AIM: Return every line of the records below verbatim, with no pictures in the copy.

RECORDS SUPPLIED:
+ + + + +

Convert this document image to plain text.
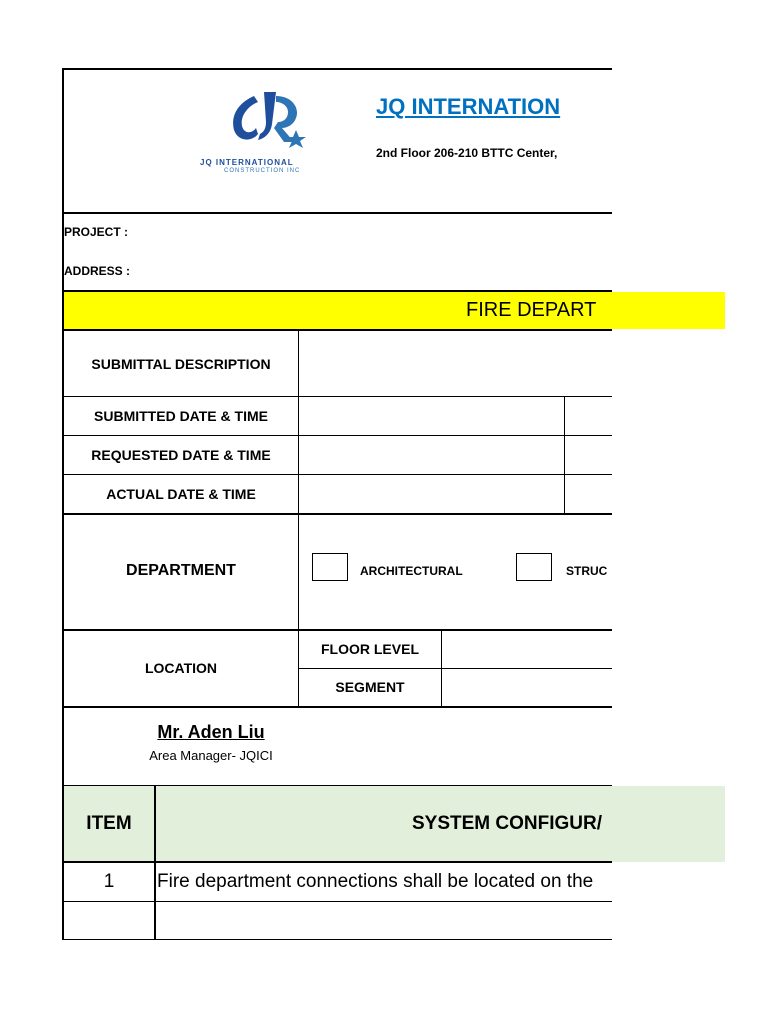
JQ INTERNATIONAL
CONSTRUCTION INC
JQ INTERNATION
2nd Floor 206-210 BTTC Center,
PROJECT :
ADDRESS :
FIRE DEPART
SUBMITTAL DESCRIPTION
SUBMITTED DATE & TIME
REQUESTED DATE & TIME
ACTUAL DATE & TIME
DEPARTMENT	ARCHITECTURAL	STRUC
LOCATION
FLOOR LEVEL
SEGMENT
Mr. Aden Liu
Area Manager- JQICI
ITEM	SYSTEM CONFIGUR/
1	Fire department connections shall be located on the
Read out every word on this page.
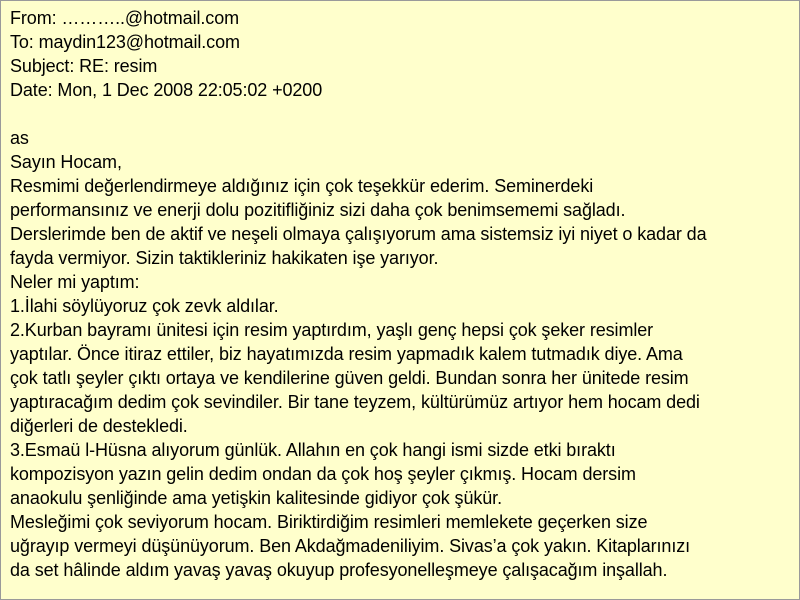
From: ………..@hotmail.com
To: maydin123@hotmail.com
Subject: RE: resim
Date: Mon, 1 Dec 2008 22:05:02 +0200
as
Sayın Hocam,
Resmimi değerlendirmeye aldığınız için çok teşekkür ederim. Seminerdeki
performansınız ve enerji dolu pozitifliğiniz sizi daha çok benimsememi sağladı.
Derslerimde ben de aktif ve neşeli olmaya çalışıyorum ama sistemsiz iyi niyet o kadar da
fayda vermiyor. Sizin taktikleriniz hakikaten işe yarıyor.
Neler mi yaptım:
1.İlahi söylüyoruz çok zevk aldılar.
2.Kurban bayramı ünitesi için resim yaptırdım, yaşlı genç hepsi çok şeker resimler
yaptılar. Önce itiraz ettiler, biz hayatımızda resim yapmadık kalem tutmadık diye. Ama
çok tatlı şeyler çıktı ortaya ve kendilerine güven geldi. Bundan sonra her ünitede resim
yaptıracağım dedim çok sevindiler. Bir tane teyzem, kültürümüz artıyor hem hocam dedi
diğerleri de destekledi.
3.Esmaü l-Hüsna alıyorum günlük. Allahın en çok hangi ismi sizde etki bıraktı
kompozisyon yazın gelin dedim ondan da çok hoş şeyler çıkmış. Hocam dersim
anaokulu şenliğinde ama yetişkin kalitesinde gidiyor çok şükür.
Mesleğimi çok seviyorum hocam. Biriktirdiğim resimleri memlekete geçerken size
uğrayıp vermeyi düşünüyorum. Ben Akdağmadeniliyim. Sivas’a çok yakın. Kitaplarınızı
da set hâlinde aldım yavaş yavaş okuyup profesyonelleşmeye çalışacağım inşallah.
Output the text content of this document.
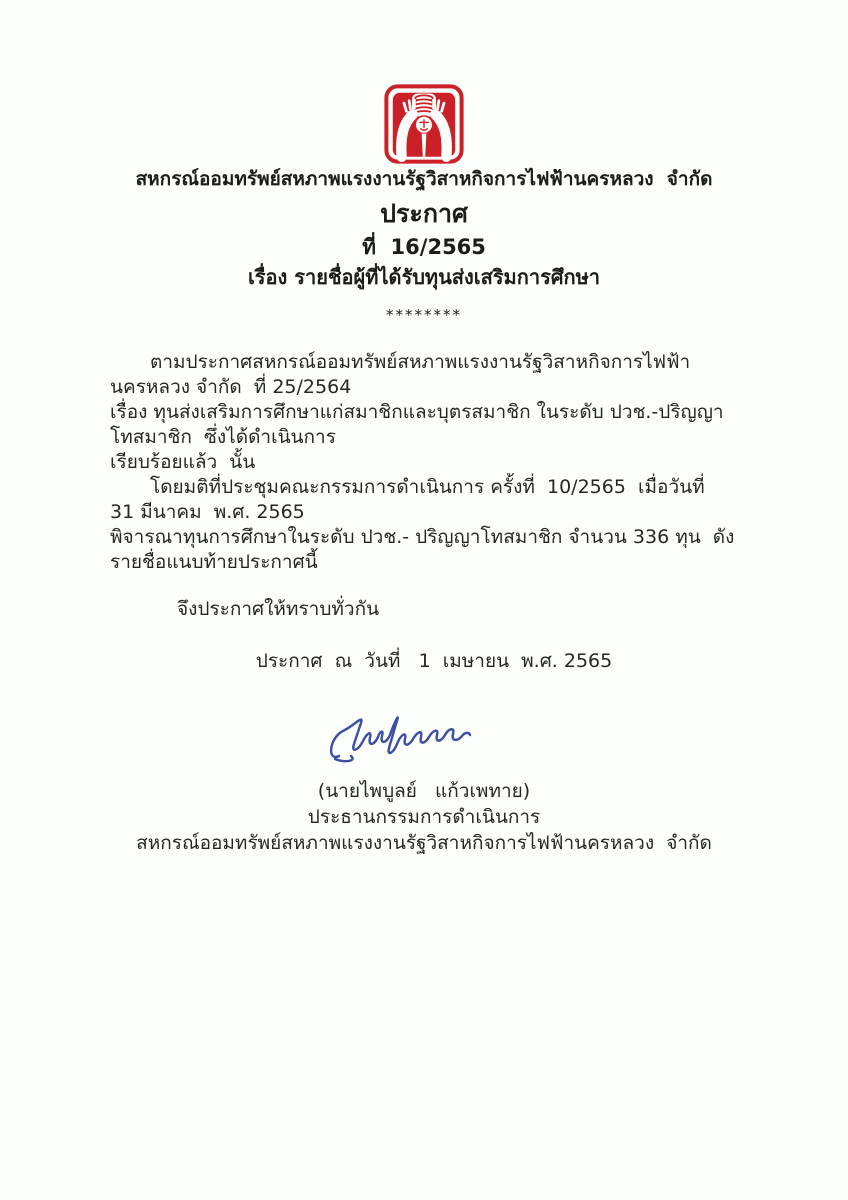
สหกรณ์ออมทรัพย์สหภาพแรงงานรัฐวิสาหกิจการไฟฟ้านครหลวง  จำกัด
ประกาศ
ที่  16/2565
เรื่อง รายชื่อผู้ที่ได้รับทุนส่งเสริมการศึกษา
********
ตามประกาศสหกรณ์ออมทรัพย์สหภาพแรงงานรัฐวิสาหกิจการไฟฟ้านครหลวง จำกัด  ที่ 25/2564
เรื่อง ทุนส่งเสริมการศึกษาแก่สมาชิกและบุตรสมาชิก ในระดับ ปวช.-ปริญญาโทสมาชิก  ซึ่งได้ดำเนินการ
เรียบร้อยแล้ว  นั้น
โดยมติที่ประชุมคณะกรรมการดำเนินการ ครั้งที่  10/2565  เมื่อวันที่  31 มีนาคม  พ.ศ. 2565
พิจารณาทุนการศึกษาในระดับ ปวช.- ปริญญาโทสมาชิก จำนวน 336 ทุน  ดังรายชื่อแนบท้ายประกาศนี้
จึงประกาศให้ทราบทั่วกัน
ประกาศ  ณ  วันที่   1  เมษายน  พ.ศ. 2565
(นายไพบูลย์   แก้วเพทาย)
ประธานกรรมการดำเนินการ
สหกรณ์ออมทรัพย์สหภาพแรงงานรัฐวิสาหกิจการไฟฟ้านครหลวง  จำกัด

+ + + + +

EXPECTED OUTPUT:
Convert this document image to plain text.
JQ INTERNATIONAL
CONSTRUCTION INC
JQ INTERNATION
2nd Floor 206-210 BTTC Center,
PROJECT :
ADDRESS :
FIRE DEPART
SUBMITTAL DESCRIPTION
SUBMITTED DATE & TIME
REQUESTED DATE & TIME
ACTUAL DATE & TIME
DEPARTMENT	ARCHITECTURAL	STRUC
LOCATION
FLOOR LEVEL
SEGMENT
Mr. Aden Liu
Area Manager- JQICI
ITEM	SYSTEM CONFIGUR/
1	Fire department connections shall be located on the
Read out every word on this page.
From: ………..@hotmail.com
To: maydin123@hotmail.com
Subject: RE: resim
Date: Mon, 1 Dec 2008 22:05:02 +0200
as
Sayın Hocam,
Resmimi değerlendirmeye aldığınız için çok teşekkür ederim. Seminerdeki
performansınız ve enerji dolu pozitifliğiniz sizi daha çok benimsememi sağladı.
Derslerimde ben de aktif ve neşeli olmaya çalışıyorum ama sistemsiz iyi niyet o kadar da
fayda vermiyor. Sizin taktikleriniz hakikaten işe yarıyor.
Neler mi yaptım:
1.İlahi söylüyoruz çok zevk aldılar.
2.Kurban bayramı ünitesi için resim yaptırdım, yaşlı genç hepsi çok şeker resimler
yaptılar. Önce itiraz ettiler, biz hayatımızda resim yapmadık kalem tutmadık diye. Ama
çok tatlı şeyler çıktı ortaya ve kendilerine güven geldi. Bundan sonra her ünitede resim
yaptıracağım dedim çok sevindiler. Bir tane teyzem, kültürümüz artıyor hem hocam dedi
diğerleri de destekledi.
3.Esmaü l-Hüsna alıyorum günlük. Allahın en çok hangi ismi sizde etki bıraktı
kompozisyon yazın gelin dedim ondan da çok hoş şeyler çıkmış. Hocam dersim
anaokulu şenliğinde ama yetişkin kalitesinde gidiyor çok şükür.
Mesleğimi çok seviyorum hocam. Biriktirdiğim resimleri memlekete geçerken size
uğrayıp vermeyi düşünüyorum. Ben Akdağmadeniliyim. Sivas’a çok yakın. Kitaplarınızı
da set hâlinde aldım yavaş yavaş okuyup profesyonelleşmeye çalışacağım inşallah.
Output the text content of this document.
สหกรณ์ออมทรัพย์สหภาพแรงงานรัฐวิสาหกิจการไฟฟ้านครหลวง  จำกัด
ประกาศ
ที่  16/2565
เรื่อง รายชื่อผู้ที่ได้รับทุนส่งเสริมการศึกษา
********
ตามประกาศสหกรณ์ออมทรัพย์สหภาพแรงงานรัฐวิสาหกิจการไฟฟ้านครหลวง จำกัด  ที่ 25/2564
เรื่อง ทุนส่งเสริมการศึกษาแก่สมาชิกและบุตรสมาชิก ในระดับ ปวช.-ปริญญาโทสมาชิก  ซึ่งได้ดำเนินการ
เรียบร้อยแล้ว  นั้น
โดยมติที่ประชุมคณะกรรมการดำเนินการ ครั้งที่  10/2565  เมื่อวันที่  31 มีนาคม  พ.ศ. 2565
พิจารณาทุนการศึกษาในระดับ ปวช.- ปริญญาโทสมาชิก จำนวน 336 ทุน  ดังรายชื่อแนบท้ายประกาศนี้
จึงประกาศให้ทราบทั่วกัน
ประกาศ  ณ  วันที่   1  เมษายน  พ.ศ. 2565
(นายไพบูลย์   แก้วเพทาย)
ประธานกรรมการดำเนินการ
สหกรณ์ออมทรัพย์สหภาพแรงงานรัฐวิสาหกิจการไฟฟ้านครหลวง  จำกัด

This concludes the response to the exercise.